Stored data entries:
________________________________________

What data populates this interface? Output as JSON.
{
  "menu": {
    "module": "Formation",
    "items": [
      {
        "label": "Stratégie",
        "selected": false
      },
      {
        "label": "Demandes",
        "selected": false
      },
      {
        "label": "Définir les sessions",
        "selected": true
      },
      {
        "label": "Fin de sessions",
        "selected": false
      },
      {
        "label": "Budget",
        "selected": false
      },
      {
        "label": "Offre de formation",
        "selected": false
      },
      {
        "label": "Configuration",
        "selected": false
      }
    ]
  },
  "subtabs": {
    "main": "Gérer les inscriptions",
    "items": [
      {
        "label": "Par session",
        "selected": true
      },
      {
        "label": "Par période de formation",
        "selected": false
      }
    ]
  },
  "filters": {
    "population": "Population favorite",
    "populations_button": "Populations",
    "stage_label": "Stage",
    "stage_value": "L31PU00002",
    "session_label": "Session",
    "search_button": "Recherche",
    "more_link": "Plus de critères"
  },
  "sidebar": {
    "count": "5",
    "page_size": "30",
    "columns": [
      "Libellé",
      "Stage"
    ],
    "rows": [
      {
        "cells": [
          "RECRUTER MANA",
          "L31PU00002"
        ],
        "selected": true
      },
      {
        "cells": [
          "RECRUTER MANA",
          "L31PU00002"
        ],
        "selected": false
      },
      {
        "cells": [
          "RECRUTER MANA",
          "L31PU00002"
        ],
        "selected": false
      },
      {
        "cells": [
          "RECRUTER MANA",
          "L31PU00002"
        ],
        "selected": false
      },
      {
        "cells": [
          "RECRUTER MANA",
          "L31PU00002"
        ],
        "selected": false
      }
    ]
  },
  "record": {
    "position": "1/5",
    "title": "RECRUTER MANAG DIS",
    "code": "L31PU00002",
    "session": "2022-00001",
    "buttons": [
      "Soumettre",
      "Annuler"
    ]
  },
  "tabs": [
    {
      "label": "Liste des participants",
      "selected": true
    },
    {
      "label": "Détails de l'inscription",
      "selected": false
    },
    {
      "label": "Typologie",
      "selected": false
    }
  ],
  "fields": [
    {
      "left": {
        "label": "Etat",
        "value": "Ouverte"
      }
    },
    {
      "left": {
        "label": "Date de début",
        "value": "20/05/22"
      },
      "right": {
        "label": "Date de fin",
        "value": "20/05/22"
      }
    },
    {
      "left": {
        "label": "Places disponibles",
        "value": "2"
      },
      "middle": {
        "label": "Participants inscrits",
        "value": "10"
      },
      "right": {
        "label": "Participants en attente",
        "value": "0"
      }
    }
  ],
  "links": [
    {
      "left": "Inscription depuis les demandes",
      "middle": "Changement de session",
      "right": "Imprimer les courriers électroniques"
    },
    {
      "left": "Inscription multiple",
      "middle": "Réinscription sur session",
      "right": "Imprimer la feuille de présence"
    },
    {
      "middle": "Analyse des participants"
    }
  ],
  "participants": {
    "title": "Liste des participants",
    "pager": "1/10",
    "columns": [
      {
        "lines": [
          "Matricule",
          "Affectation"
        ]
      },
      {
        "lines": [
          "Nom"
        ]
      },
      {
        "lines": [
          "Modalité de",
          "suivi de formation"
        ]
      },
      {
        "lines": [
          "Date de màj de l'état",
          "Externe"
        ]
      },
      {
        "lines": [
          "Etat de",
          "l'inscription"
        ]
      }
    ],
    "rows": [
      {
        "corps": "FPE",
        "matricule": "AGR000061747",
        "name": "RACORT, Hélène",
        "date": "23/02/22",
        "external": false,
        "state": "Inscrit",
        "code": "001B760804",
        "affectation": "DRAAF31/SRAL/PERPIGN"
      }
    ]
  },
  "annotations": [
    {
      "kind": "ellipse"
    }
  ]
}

________________________________________

THE REQUEST - Filter the records above and return every line that holds the word "Liste".

RIGHT ANSWER -
      "label": "Liste des participants",
    "title": "Liste des participants",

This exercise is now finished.